Retype every entry exactly, character for character.

• _Data for this task_
------------------------------------------------
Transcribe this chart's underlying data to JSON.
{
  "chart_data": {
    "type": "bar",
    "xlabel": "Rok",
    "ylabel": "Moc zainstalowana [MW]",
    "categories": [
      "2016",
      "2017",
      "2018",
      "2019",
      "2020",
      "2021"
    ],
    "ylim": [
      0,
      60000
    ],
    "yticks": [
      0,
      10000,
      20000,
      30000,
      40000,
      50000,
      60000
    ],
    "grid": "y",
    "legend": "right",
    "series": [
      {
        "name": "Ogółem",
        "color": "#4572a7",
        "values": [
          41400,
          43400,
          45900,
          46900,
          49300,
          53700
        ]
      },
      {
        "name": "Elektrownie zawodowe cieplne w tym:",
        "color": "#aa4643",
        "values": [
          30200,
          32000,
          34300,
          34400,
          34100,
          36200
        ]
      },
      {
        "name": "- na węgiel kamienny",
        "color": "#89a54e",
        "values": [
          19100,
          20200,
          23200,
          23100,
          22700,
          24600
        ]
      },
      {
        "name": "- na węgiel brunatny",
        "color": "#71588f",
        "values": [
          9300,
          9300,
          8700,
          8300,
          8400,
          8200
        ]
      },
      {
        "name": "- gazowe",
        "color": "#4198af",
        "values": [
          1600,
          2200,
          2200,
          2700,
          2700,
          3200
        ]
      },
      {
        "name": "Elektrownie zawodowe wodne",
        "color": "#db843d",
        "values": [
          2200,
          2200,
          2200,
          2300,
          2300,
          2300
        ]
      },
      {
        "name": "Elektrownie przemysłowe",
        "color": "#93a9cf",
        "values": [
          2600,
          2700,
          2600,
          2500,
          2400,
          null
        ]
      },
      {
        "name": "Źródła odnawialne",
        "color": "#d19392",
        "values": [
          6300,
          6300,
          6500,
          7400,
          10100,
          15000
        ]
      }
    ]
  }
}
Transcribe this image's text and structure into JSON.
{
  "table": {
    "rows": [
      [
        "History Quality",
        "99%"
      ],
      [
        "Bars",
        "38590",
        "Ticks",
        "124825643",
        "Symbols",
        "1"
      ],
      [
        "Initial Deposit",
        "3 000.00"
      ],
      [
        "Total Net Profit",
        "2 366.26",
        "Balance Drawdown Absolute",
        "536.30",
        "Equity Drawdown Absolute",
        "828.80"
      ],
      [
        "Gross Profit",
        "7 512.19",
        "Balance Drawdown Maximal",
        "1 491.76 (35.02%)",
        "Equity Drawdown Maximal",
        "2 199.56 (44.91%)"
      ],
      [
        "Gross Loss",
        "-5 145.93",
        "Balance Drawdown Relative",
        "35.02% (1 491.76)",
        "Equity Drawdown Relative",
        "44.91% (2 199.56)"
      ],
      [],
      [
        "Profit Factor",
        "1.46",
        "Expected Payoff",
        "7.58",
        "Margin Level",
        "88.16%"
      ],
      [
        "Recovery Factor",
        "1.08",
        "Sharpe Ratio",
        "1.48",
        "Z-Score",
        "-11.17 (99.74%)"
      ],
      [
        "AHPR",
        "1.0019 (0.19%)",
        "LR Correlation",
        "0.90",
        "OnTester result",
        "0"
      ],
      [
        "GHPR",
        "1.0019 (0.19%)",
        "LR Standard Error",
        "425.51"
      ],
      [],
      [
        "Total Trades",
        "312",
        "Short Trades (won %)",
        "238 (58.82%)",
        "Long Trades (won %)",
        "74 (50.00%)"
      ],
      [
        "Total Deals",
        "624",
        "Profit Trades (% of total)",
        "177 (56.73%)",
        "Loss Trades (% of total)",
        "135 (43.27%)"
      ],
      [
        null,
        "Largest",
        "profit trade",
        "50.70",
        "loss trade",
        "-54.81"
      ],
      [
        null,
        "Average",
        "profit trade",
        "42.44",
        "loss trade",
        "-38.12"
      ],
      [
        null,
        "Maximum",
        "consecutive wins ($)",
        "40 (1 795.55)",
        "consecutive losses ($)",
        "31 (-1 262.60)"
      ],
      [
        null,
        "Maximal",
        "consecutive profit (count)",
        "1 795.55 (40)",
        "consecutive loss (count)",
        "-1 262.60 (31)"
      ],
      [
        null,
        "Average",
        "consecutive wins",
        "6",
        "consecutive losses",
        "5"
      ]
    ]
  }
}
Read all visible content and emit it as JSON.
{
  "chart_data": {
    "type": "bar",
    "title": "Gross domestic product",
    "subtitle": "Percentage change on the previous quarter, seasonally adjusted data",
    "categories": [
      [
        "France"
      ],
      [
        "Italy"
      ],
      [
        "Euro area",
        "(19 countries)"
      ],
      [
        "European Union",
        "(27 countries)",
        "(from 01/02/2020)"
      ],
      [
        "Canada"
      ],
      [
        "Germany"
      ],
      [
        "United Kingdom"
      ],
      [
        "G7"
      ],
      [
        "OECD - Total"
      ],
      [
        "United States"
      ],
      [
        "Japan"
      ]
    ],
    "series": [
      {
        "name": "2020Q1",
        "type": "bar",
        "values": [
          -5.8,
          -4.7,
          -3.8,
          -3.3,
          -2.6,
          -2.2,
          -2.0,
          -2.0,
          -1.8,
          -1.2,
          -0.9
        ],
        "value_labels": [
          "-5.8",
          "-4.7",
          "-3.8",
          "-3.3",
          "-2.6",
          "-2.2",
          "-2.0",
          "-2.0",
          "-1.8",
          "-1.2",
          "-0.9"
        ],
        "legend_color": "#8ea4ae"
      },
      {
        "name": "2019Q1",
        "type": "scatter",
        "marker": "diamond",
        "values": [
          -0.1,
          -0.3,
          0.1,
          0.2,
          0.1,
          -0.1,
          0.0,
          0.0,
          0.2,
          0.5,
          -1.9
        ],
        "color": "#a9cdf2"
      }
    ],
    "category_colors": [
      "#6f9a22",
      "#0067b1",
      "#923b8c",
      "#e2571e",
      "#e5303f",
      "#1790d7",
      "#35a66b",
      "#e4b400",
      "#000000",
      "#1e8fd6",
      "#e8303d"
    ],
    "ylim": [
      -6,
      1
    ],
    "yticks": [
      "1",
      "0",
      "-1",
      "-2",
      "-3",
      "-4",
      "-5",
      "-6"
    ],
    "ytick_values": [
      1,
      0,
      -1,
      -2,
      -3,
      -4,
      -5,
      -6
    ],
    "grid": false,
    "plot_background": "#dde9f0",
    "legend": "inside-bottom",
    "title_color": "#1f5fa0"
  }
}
------------------------------------------------
• _Answer to the exercise_
Transcribe this chart's underlying data to JSON.
{
  "chart_data": {
    "type": "bar",
    "xlabel": "Rok",
    "ylabel": "Moc zainstalowana [MW]",
    "categories": [
      "2016",
      "2017",
      "2018",
      "2019",
      "2020",
      "2021"
    ],
    "ylim": [
      0,
      60000
    ],
    "yticks": [
      0,
      10000,
      20000,
      30000,
      40000,
      50000,
      60000
    ],
    "grid": "y",
    "legend": "right",
    "series": [
      {
        "name": "Ogółem",
        "color": "#4572a7",
        "values": [
          41400,
          43400,
          45900,
          46900,
          49300,
          53700
        ]
      },
      {
        "name": "Elektrownie zawodowe cieplne w tym:",
        "color": "#aa4643",
        "values": [
          30200,
          32000,
          34300,
          34400,
          34100,
          36200
        ]
      },
      {
        "name": "- na węgiel kamienny",
        "color": "#89a54e",
        "values": [
          19100,
          20200,
          23200,
          23100,
          22700,
          24600
        ]
      },
      {
        "name": "- na węgiel brunatny",
        "color": "#71588f",
        "values": [
          9300,
          9300,
          8700,
          8300,
          8400,
          8200
        ]
      },
      {
        "name": "- gazowe",
        "color": "#4198af",
        "values": [
          1600,
          2200,
          2200,
          2700,
          2700,
          3200
        ]
      },
      {
        "name": "Elektrownie zawodowe wodne",
        "color": "#db843d",
        "values": [
          2200,
          2200,
          2200,
          2300,
          2300,
          2300
        ]
      },
      {
        "name": "Elektrownie przemysłowe",
        "color": "#93a9cf",
        "values": [
          2600,
          2700,
          2600,
          2500,
          2400,
          null
        ]
      },
      {
        "name": "Źródła odnawialne",
        "color": "#d19392",
        "values": [
          6300,
          6300,
          6500,
          7400,
          10100,
          15000
        ]
      }
    ]
  }
}
Transcribe this image's text and structure into JSON.
{
  "table": {
    "rows": [
      [
        "History Quality",
        "99%"
      ],
      [
        "Bars",
        "38590",
        "Ticks",
        "124825643",
        "Symbols",
        "1"
      ],
      [
        "Initial Deposit",
        "3 000.00"
      ],
      [
        "Total Net Profit",
        "2 366.26",
        "Balance Drawdown Absolute",
        "536.30",
        "Equity Drawdown Absolute",
        "828.80"
      ],
      [
        "Gross Profit",
        "7 512.19",
        "Balance Drawdown Maximal",
        "1 491.76 (35.02%)",
        "Equity Drawdown Maximal",
        "2 199.56 (44.91%)"
      ],
      [
        "Gross Loss",
        "-5 145.93",
        "Balance Drawdown Relative",
        "35.02% (1 491.76)",
        "Equity Drawdown Relative",
        "44.91% (2 199.56)"
      ],
      [],
      [
        "Profit Factor",
        "1.46",
        "Expected Payoff",
        "7.58",
        "Margin Level",
        "88.16%"
      ],
      [
        "Recovery Factor",
        "1.08",
        "Sharpe Ratio",
        "1.48",
        "Z-Score",
        "-11.17 (99.74%)"
      ],
      [
        "AHPR",
        "1.0019 (0.19%)",
        "LR Correlation",
        "0.90",
        "OnTester result",
        "0"
      ],
      [
        "GHPR",
        "1.0019 (0.19%)",
        "LR Standard Error",
        "425.51"
      ],
      [],
      [
        "Total Trades",
        "312",
        "Short Trades (won %)",
        "238 (58.82%)",
        "Long Trades (won %)",
        "74 (50.00%)"
      ],
      [
        "Total Deals",
        "624",
        "Profit Trades (% of total)",
        "177 (56.73%)",
        "Loss Trades (% of total)",
        "135 (43.27%)"
      ],
      [
        null,
        "Largest",
        "profit trade",
        "50.70",
        "loss trade",
        "-54.81"
      ],
      [
        null,
        "Average",
        "profit trade",
        "42.44",
        "loss trade",
        "-38.12"
      ],
      [
        null,
        "Maximum",
        "consecutive wins ($)",
        "40 (1 795.55)",
        "consecutive losses ($)",
        "31 (-1 262.60)"
      ],
      [
        null,
        "Maximal",
        "consecutive profit (count)",
        "1 795.55 (40)",
        "consecutive loss (count)",
        "-1 262.60 (31)"
      ],
      [
        null,
        "Average",
        "consecutive wins",
        "6",
        "consecutive losses",
        "5"
      ]
    ]
  }
}
Read all visible content and emit it as JSON.
{
  "chart_data": {
    "type": "bar",
    "title": "Gross domestic product",
    "subtitle": "Percentage change on the previous quarter, seasonally adjusted data",
    "categories": [
      [
        "France"
      ],
      [
        "Italy"
      ],
      [
        "Euro area",
        "(19 countries)"
      ],
      [
        "European Union",
        "(27 countries)",
        "(from 01/02/2020)"
      ],
      [
        "Canada"
      ],
      [
        "Germany"
      ],
      [
        "United Kingdom"
      ],
      [
        "G7"
      ],
      [
        "OECD - Total"
      ],
      [
        "United States"
      ],
      [
        "Japan"
      ]
    ],
    "series": [
      {
        "name": "2020Q1",
        "type": "bar",
        "values": [
          -5.8,
          -4.7,
          -3.8,
          -3.3,
          -2.6,
          -2.2,
          -2.0,
          -2.0,
          -1.8,
          -1.2,
          -0.9
        ],
        "value_labels": [
          "-5.8",
          "-4.7",
          "-3.8",
          "-3.3",
          "-2.6",
          "-2.2",
          "-2.0",
          "-2.0",
          "-1.8",
          "-1.2",
          "-0.9"
        ],
        "legend_color": "#8ea4ae"
      },
      {
        "name": "2019Q1",
        "type": "scatter",
        "marker": "diamond",
        "values": [
          -0.1,
          -0.3,
          0.1,
          0.2,
          0.1,
          -0.1,
          0.0,
          0.0,
          0.2,
          0.5,
          -1.9
        ],
        "color": "#a9cdf2"
      }
    ],
    "category_colors": [
      "#6f9a22",
      "#0067b1",
      "#923b8c",
      "#e2571e",
      "#e5303f",
      "#1790d7",
      "#35a66b",
      "#e4b400",
      "#000000",
      "#1e8fd6",
      "#e8303d"
    ],
    "ylim": [
      -6,
      1
    ],
    "yticks": [
      "1",
      "0",
      "-1",
      "-2",
      "-3",
      "-4",
      "-5",
      "-6"
    ],
    "ytick_values": [
      1,
      0,
      -1,
      -2,
      -3,
      -4,
      -5,
      -6
    ],
    "grid": false,
    "plot_background": "#dde9f0",
    "legend": "inside-bottom",
    "title_color": "#1f5fa0"
  }
}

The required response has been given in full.